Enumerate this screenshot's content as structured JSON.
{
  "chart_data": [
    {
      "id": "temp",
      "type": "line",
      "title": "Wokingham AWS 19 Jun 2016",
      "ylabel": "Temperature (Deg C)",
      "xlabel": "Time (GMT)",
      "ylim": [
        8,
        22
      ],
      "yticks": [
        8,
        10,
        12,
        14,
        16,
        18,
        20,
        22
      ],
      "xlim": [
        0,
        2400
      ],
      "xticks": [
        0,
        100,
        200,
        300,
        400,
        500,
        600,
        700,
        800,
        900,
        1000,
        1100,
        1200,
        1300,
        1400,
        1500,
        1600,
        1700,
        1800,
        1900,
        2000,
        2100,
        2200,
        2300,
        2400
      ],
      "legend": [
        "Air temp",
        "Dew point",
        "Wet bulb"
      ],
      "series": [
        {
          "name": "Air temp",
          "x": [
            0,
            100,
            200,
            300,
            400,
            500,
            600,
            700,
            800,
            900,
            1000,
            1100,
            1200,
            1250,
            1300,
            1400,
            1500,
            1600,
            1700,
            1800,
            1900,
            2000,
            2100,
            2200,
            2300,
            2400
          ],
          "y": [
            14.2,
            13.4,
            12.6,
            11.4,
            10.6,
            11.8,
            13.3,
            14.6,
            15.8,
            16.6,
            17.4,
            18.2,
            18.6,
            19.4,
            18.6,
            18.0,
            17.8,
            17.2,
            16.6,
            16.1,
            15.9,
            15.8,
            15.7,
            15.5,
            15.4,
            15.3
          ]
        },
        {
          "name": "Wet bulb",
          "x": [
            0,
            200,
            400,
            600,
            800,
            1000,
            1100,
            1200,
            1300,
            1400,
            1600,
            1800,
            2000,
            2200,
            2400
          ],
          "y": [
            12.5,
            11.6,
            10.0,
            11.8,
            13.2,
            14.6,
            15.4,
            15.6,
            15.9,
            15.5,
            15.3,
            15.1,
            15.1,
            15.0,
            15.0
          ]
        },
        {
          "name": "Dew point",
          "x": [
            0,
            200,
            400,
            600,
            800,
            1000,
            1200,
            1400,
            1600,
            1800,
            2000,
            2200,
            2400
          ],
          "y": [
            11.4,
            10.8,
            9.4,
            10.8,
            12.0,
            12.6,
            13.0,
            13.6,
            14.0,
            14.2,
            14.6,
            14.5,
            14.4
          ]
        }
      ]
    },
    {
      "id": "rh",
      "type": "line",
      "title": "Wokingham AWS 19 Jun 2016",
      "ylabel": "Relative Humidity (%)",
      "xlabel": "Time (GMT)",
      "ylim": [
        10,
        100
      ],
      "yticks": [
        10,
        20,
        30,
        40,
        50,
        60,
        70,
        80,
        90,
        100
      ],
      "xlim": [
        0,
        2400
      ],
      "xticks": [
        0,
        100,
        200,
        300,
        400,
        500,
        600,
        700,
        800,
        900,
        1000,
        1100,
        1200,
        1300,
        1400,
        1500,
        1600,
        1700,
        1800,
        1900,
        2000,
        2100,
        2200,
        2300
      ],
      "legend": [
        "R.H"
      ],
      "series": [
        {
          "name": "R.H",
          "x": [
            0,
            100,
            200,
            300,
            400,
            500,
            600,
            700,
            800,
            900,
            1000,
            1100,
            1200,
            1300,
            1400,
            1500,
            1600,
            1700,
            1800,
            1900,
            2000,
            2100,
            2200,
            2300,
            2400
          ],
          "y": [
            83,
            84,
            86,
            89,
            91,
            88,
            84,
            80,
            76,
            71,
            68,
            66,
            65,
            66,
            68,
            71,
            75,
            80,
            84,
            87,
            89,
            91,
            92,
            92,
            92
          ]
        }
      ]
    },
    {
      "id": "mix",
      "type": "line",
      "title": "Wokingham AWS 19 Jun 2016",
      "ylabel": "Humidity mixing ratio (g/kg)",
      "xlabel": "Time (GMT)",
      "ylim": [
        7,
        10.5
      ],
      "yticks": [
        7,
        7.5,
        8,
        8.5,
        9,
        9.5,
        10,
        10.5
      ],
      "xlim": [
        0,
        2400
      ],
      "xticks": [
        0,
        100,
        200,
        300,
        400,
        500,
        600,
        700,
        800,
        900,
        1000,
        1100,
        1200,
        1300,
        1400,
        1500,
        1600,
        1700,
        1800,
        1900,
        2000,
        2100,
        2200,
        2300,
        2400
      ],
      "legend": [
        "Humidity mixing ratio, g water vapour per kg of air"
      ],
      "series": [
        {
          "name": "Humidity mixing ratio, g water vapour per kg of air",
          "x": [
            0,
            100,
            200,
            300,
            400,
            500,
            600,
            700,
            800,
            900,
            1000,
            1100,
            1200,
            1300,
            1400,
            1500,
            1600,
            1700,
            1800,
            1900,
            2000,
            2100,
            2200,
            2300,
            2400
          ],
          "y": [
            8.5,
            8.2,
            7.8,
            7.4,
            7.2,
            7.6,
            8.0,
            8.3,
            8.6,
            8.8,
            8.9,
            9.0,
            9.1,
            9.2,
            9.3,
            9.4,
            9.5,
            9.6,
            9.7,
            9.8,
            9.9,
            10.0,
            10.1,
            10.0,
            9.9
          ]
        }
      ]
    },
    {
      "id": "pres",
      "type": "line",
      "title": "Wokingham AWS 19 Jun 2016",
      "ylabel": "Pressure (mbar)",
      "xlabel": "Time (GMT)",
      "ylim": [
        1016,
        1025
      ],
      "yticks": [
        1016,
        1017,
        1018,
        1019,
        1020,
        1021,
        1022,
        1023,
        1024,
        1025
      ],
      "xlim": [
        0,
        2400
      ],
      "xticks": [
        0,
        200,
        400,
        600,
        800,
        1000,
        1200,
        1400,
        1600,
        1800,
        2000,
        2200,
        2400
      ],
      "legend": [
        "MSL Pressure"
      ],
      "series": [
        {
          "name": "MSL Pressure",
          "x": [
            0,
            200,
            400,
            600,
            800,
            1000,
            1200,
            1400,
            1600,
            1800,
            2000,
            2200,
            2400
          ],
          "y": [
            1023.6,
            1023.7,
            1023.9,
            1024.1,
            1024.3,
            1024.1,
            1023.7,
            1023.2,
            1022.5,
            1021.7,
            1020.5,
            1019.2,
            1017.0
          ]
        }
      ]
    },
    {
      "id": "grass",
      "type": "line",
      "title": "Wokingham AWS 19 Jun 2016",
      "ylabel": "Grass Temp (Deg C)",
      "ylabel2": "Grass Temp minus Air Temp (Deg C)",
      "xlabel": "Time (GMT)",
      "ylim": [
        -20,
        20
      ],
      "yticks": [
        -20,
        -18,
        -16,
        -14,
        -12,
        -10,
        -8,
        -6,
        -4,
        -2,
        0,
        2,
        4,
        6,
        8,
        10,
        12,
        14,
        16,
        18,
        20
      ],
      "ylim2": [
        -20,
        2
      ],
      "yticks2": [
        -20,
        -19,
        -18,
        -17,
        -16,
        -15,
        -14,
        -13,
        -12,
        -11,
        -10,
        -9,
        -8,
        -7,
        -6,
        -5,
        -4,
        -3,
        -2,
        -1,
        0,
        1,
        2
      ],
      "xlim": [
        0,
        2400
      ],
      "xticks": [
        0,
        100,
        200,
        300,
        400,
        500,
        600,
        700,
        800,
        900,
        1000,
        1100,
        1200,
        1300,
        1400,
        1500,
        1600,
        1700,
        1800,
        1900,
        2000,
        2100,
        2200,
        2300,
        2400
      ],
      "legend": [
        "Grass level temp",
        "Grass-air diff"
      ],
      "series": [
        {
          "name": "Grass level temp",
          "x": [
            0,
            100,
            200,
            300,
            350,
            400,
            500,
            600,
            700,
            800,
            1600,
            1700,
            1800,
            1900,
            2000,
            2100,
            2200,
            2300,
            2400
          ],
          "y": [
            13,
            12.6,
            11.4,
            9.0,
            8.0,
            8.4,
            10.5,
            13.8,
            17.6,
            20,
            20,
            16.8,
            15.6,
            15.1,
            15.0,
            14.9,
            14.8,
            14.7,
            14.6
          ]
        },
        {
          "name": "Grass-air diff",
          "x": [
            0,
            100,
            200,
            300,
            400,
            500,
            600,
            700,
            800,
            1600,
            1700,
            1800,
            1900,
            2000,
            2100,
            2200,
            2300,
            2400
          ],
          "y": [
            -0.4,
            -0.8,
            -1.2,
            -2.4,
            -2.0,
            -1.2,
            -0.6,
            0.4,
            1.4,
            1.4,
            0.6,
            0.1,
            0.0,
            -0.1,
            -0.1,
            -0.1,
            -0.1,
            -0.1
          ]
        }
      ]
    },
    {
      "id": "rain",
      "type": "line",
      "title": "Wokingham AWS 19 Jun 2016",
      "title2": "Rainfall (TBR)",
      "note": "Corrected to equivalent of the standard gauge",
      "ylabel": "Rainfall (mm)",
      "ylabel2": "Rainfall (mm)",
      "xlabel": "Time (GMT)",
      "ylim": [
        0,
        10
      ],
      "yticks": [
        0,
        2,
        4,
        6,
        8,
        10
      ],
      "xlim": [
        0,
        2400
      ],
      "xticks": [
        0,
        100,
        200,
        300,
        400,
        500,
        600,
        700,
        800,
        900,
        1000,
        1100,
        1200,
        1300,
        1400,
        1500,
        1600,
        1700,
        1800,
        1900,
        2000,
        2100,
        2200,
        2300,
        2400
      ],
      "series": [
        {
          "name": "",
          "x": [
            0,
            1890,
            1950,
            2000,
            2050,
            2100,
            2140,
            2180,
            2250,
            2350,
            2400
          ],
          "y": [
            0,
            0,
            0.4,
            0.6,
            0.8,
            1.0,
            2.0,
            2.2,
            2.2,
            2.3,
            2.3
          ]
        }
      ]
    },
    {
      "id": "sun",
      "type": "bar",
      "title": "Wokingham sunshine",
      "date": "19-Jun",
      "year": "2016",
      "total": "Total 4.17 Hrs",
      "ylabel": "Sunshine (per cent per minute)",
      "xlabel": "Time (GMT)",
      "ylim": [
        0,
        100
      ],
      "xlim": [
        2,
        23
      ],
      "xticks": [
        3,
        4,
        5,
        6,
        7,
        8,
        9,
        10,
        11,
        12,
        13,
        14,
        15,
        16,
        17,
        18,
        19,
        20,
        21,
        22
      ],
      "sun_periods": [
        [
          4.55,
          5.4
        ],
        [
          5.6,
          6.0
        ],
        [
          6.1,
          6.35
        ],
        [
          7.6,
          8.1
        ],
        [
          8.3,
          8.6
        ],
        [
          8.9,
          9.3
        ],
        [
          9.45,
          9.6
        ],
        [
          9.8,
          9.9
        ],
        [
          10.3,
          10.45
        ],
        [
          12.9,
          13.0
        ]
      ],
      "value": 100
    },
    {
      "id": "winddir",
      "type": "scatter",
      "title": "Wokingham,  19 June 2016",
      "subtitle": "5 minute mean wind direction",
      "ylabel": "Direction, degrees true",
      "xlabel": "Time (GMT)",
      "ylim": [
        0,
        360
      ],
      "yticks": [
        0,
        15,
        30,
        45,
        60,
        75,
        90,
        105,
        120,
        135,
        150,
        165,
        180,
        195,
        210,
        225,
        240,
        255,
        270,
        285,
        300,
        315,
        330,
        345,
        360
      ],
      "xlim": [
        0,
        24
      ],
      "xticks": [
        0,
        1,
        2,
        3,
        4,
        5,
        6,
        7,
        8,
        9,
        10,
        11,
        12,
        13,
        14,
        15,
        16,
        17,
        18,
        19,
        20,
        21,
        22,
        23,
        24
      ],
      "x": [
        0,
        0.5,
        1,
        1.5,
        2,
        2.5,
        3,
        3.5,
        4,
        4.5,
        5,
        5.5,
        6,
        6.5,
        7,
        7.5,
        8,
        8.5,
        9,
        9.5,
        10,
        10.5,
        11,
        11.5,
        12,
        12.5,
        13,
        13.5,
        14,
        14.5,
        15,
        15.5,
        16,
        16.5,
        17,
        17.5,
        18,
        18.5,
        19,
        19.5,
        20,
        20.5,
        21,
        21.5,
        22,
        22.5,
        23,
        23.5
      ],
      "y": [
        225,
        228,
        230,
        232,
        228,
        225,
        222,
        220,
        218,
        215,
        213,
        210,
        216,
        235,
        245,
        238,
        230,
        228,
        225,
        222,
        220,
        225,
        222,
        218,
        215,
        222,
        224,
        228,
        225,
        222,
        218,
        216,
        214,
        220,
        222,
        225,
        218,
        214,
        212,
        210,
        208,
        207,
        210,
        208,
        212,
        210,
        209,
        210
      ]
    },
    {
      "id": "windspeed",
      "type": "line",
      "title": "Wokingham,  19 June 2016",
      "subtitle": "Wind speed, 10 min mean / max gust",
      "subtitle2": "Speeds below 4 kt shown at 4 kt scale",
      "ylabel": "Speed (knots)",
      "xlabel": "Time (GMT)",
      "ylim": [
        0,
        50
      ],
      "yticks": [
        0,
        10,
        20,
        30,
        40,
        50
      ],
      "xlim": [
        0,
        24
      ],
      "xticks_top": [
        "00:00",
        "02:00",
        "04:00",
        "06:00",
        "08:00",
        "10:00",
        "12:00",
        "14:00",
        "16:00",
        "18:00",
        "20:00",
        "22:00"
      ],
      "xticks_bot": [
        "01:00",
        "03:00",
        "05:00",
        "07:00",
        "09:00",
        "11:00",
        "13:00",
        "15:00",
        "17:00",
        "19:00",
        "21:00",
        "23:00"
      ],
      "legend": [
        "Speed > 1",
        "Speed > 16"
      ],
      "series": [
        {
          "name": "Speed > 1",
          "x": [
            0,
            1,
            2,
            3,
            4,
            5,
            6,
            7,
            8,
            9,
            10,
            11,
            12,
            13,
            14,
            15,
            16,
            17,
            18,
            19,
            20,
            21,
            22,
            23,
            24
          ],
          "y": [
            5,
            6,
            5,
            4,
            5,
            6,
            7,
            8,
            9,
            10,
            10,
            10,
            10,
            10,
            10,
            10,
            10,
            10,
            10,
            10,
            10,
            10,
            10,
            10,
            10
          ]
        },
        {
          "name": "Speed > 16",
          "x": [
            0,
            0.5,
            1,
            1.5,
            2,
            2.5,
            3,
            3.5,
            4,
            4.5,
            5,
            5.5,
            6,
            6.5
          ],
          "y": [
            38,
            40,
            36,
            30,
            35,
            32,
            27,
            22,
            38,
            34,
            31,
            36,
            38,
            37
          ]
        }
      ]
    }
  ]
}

▶ _EXERCISE PROMPT_:
How many lines in the listing contain "Pressure"? Answer with the number alone.

▶ _RESPONSE TO THE EXERCISE_:
3